__GIVEN REQUEST__
The required output is the line that contains "Extract the structured" plus every line after it in the listing below, copied exactly as it appears.

(Part of a data file)

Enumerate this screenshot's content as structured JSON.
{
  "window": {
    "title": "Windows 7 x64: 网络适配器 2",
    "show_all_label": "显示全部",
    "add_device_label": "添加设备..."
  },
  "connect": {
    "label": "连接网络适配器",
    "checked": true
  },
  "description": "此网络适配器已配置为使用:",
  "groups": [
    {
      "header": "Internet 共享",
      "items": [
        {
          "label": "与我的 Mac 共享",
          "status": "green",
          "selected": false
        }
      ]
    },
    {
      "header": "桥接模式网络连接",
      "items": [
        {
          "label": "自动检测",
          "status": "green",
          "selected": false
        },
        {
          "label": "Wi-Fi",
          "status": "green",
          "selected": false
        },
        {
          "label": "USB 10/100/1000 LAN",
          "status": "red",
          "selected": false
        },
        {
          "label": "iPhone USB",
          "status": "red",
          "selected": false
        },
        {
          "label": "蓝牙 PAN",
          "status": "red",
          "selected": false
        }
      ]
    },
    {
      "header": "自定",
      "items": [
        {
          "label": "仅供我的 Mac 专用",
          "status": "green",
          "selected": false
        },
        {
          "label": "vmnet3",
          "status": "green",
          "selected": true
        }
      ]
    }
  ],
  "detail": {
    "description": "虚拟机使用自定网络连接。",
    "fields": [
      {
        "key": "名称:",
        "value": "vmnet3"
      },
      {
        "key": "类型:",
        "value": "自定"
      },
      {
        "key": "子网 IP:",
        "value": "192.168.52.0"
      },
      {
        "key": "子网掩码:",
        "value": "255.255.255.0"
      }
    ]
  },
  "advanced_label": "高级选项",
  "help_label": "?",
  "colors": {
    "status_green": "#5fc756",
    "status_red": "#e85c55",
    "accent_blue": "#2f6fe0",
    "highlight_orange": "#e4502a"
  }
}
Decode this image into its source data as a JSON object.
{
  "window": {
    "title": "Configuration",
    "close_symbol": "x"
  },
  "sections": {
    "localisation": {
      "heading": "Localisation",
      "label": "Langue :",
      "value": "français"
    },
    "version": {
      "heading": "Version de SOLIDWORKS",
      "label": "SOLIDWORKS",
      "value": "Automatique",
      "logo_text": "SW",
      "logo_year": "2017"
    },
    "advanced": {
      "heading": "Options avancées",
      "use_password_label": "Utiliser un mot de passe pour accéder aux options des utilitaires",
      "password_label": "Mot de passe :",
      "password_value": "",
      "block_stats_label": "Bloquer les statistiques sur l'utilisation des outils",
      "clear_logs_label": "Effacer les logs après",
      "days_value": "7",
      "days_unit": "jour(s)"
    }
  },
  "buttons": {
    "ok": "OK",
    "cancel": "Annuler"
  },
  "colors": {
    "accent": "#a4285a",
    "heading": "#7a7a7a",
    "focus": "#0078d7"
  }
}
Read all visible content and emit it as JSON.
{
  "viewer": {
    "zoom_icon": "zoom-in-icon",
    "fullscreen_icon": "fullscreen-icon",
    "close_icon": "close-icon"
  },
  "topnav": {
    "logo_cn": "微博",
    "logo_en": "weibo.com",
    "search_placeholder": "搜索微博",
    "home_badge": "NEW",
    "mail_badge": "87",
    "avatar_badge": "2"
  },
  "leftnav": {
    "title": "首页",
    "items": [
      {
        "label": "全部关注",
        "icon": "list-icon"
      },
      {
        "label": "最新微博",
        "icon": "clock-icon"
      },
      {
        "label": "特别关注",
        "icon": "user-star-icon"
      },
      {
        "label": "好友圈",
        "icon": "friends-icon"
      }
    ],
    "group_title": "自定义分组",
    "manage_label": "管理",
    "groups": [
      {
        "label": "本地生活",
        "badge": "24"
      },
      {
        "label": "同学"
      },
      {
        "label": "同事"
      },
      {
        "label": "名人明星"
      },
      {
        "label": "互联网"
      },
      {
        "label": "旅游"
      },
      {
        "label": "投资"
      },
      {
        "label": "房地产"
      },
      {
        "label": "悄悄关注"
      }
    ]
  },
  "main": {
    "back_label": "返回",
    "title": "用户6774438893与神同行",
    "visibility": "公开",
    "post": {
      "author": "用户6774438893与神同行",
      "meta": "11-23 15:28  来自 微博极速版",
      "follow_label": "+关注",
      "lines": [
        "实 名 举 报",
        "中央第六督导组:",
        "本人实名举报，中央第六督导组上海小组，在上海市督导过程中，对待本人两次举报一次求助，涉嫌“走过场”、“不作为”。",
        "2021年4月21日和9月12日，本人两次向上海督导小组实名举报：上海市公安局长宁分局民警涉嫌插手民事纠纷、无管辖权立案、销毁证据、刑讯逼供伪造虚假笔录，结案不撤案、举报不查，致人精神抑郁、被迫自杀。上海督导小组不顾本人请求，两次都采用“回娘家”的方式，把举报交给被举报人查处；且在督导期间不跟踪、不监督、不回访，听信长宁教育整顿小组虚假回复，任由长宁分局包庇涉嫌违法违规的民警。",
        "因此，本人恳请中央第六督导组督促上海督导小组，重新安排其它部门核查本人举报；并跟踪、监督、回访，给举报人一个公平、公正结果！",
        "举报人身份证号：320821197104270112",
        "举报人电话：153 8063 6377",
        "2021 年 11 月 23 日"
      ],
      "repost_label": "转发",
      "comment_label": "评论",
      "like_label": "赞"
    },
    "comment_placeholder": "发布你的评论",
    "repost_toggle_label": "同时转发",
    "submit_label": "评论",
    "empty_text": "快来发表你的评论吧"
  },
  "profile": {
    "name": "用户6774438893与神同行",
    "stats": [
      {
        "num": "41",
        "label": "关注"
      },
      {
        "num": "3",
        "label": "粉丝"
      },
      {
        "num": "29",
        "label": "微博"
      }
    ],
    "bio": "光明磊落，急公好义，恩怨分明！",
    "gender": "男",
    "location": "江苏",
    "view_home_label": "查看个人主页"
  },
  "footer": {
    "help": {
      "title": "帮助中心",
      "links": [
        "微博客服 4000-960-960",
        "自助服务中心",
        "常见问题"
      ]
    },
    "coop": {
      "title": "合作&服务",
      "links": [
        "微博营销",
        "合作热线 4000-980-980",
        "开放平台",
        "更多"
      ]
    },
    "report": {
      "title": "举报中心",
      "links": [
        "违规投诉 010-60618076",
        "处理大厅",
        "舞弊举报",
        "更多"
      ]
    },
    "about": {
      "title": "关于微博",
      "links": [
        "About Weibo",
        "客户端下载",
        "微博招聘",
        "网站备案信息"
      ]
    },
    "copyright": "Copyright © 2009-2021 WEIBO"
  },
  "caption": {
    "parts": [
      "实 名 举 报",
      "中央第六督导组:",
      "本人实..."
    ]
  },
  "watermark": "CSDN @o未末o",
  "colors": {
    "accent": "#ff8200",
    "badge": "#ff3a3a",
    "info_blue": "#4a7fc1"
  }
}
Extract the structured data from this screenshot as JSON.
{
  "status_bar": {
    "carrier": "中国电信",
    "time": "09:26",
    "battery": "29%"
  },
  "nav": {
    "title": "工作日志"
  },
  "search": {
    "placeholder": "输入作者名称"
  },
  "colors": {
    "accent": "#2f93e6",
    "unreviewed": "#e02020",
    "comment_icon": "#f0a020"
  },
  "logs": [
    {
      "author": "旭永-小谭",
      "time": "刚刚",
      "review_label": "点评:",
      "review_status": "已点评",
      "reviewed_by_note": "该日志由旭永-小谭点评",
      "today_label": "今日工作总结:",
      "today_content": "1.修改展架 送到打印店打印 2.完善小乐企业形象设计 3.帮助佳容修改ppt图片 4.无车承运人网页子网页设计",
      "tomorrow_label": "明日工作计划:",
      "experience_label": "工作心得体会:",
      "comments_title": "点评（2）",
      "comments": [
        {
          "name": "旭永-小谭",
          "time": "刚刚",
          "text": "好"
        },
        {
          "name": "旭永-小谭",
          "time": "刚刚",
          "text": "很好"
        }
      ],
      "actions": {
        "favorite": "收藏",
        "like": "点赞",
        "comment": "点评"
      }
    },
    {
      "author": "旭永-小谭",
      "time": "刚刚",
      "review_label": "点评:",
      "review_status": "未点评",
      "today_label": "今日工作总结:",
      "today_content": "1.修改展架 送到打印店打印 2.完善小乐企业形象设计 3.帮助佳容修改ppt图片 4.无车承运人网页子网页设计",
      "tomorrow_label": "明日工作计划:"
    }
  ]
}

__FINISHED ANSWER__
Extract the structured data from this screenshot as JSON.
{
  "status_bar": {
    "carrier": "中国电信",
    "time": "09:26",
    "battery": "29%"
  },
  "nav": {
    "title": "工作日志"
  },
  "search": {
    "placeholder": "输入作者名称"
  },
  "colors": {
    "accent": "#2f93e6",
    "unreviewed": "#e02020",
    "comment_icon": "#f0a020"
  },
  "logs": [
    {
      "author": "旭永-小谭",
      "time": "刚刚",
      "review_label": "点评:",
      "review_status": "已点评",
      "reviewed_by_note": "该日志由旭永-小谭点评",
      "today_label": "今日工作总结:",
      "today_content": "1.修改展架 送到打印店打印 2.完善小乐企业形象设计 3.帮助佳容修改ppt图片 4.无车承运人网页子网页设计",
      "tomorrow_label": "明日工作计划:",
      "experience_label": "工作心得体会:",
      "comments_title": "点评（2）",
      "comments": [
        {
          "name": "旭永-小谭",
          "time": "刚刚",
          "text": "好"
        },
        {
          "name": "旭永-小谭",
          "time": "刚刚",
          "text": "很好"
        }
      ],
      "actions": {
        "favorite": "收藏",
        "like": "点赞",
        "comment": "点评"
      }
    },
    {
      "author": "旭永-小谭",
      "time": "刚刚",
      "review_label": "点评:",
      "review_status": "未点评",
      "today_label": "今日工作总结:",
      "today_content": "1.修改展架 送到打印店打印 2.完善小乐企业形象设计 3.帮助佳容修改ppt图片 4.无车承运人网页子网页设计",
      "tomorrow_label": "明日工作计划:"
    }
  ]
}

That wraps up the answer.